### Exercise goal
Repeat all the material exactly; pictures stay out of your copy.
— START Exercise material —
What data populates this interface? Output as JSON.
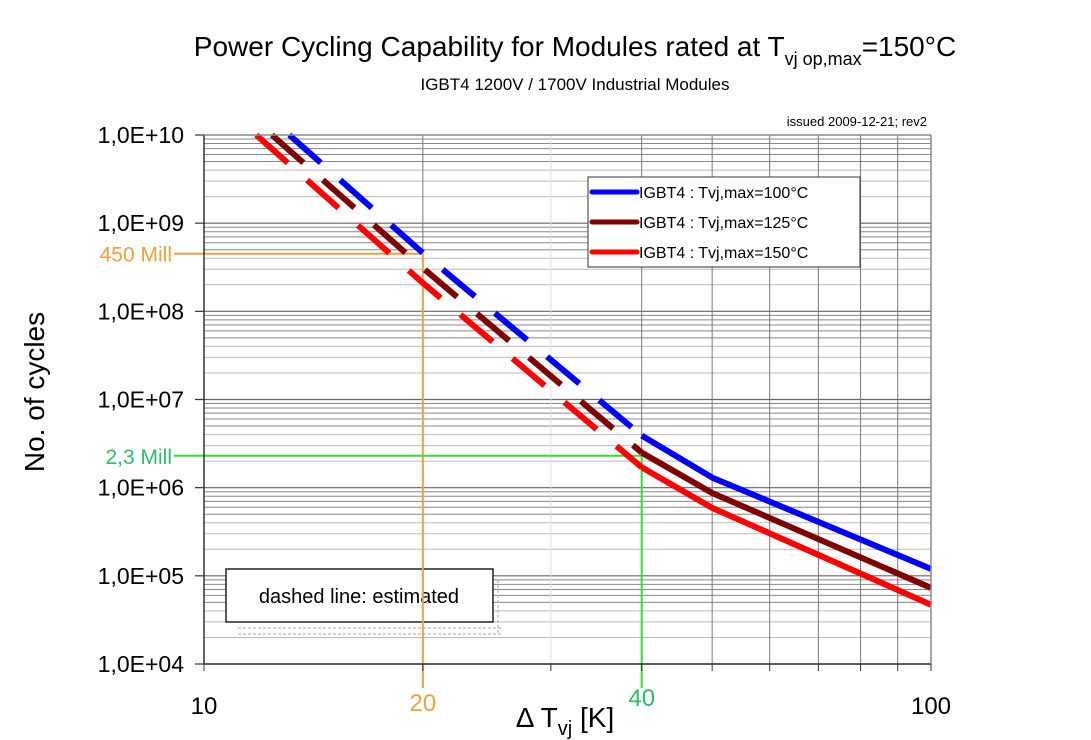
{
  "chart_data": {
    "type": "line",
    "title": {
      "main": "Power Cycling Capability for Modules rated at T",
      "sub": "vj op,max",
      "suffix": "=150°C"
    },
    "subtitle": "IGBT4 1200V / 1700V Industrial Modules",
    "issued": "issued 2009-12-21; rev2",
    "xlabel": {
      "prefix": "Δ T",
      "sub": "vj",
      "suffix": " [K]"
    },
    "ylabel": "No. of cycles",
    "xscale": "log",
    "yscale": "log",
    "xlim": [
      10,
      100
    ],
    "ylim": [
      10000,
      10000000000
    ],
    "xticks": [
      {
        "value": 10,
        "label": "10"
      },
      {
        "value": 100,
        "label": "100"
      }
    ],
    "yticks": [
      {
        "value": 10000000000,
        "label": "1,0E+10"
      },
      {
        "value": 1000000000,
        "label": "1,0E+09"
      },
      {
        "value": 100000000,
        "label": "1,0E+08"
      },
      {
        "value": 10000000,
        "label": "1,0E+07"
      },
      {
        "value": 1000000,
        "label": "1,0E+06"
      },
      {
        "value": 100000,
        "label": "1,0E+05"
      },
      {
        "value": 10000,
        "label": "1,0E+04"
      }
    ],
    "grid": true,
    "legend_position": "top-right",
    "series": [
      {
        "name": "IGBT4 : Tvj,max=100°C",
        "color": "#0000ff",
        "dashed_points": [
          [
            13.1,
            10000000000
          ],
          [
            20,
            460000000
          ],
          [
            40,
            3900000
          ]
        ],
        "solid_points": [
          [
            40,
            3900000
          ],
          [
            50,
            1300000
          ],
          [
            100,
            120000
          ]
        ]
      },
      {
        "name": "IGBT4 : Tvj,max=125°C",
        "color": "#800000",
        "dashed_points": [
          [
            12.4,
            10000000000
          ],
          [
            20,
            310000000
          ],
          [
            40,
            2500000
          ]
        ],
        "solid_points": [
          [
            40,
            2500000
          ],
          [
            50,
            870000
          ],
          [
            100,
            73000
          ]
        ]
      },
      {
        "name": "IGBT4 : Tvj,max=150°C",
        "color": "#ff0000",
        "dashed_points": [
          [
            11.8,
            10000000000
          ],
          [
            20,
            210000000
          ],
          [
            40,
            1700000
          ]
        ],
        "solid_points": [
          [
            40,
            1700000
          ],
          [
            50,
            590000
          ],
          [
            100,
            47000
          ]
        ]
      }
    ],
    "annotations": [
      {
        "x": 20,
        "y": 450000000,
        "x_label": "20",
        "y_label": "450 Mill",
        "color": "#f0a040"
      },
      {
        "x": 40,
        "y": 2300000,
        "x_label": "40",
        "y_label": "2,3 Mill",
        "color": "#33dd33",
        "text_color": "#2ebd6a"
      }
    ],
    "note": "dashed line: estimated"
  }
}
— END Exercise material —
### Solution to this exercise
What data populates this interface? Output as JSON.
{
  "chart_data": {
    "type": "line",
    "title": {
      "main": "Power Cycling Capability for Modules rated at T",
      "sub": "vj op,max",
      "suffix": "=150°C"
    },
    "subtitle": "IGBT4 1200V / 1700V Industrial Modules",
    "issued": "issued 2009-12-21; rev2",
    "xlabel": {
      "prefix": "Δ T",
      "sub": "vj",
      "suffix": " [K]"
    },
    "ylabel": "No. of cycles",
    "xscale": "log",
    "yscale": "log",
    "xlim": [
      10,
      100
    ],
    "ylim": [
      10000,
      10000000000
    ],
    "xticks": [
      {
        "value": 10,
        "label": "10"
      },
      {
        "value": 100,
        "label": "100"
      }
    ],
    "yticks": [
      {
        "value": 10000000000,
        "label": "1,0E+10"
      },
      {
        "value": 1000000000,
        "label": "1,0E+09"
      },
      {
        "value": 100000000,
        "label": "1,0E+08"
      },
      {
        "value": 10000000,
        "label": "1,0E+07"
      },
      {
        "value": 1000000,
        "label": "1,0E+06"
      },
      {
        "value": 100000,
        "label": "1,0E+05"
      },
      {
        "value": 10000,
        "label": "1,0E+04"
      }
    ],
    "grid": true,
    "legend_position": "top-right",
    "series": [
      {
        "name": "IGBT4 : Tvj,max=100°C",
        "color": "#0000ff",
        "dashed_points": [
          [
            13.1,
            10000000000
          ],
          [
            20,
            460000000
          ],
          [
            40,
            3900000
          ]
        ],
        "solid_points": [
          [
            40,
            3900000
          ],
          [
            50,
            1300000
          ],
          [
            100,
            120000
          ]
        ]
      },
      {
        "name": "IGBT4 : Tvj,max=125°C",
        "color": "#800000",
        "dashed_points": [
          [
            12.4,
            10000000000
          ],
          [
            20,
            310000000
          ],
          [
            40,
            2500000
          ]
        ],
        "solid_points": [
          [
            40,
            2500000
          ],
          [
            50,
            870000
          ],
          [
            100,
            73000
          ]
        ]
      },
      {
        "name": "IGBT4 : Tvj,max=150°C",
        "color": "#ff0000",
        "dashed_points": [
          [
            11.8,
            10000000000
          ],
          [
            20,
            210000000
          ],
          [
            40,
            1700000
          ]
        ],
        "solid_points": [
          [
            40,
            1700000
          ],
          [
            50,
            590000
          ],
          [
            100,
            47000
          ]
        ]
      }
    ],
    "annotations": [
      {
        "x": 20,
        "y": 450000000,
        "x_label": "20",
        "y_label": "450 Mill",
        "color": "#f0a040"
      },
      {
        "x": 40,
        "y": 2300000,
        "x_label": "40",
        "y_label": "2,3 Mill",
        "color": "#33dd33",
        "text_color": "#2ebd6a"
      }
    ],
    "note": "dashed line: estimated"
  }
}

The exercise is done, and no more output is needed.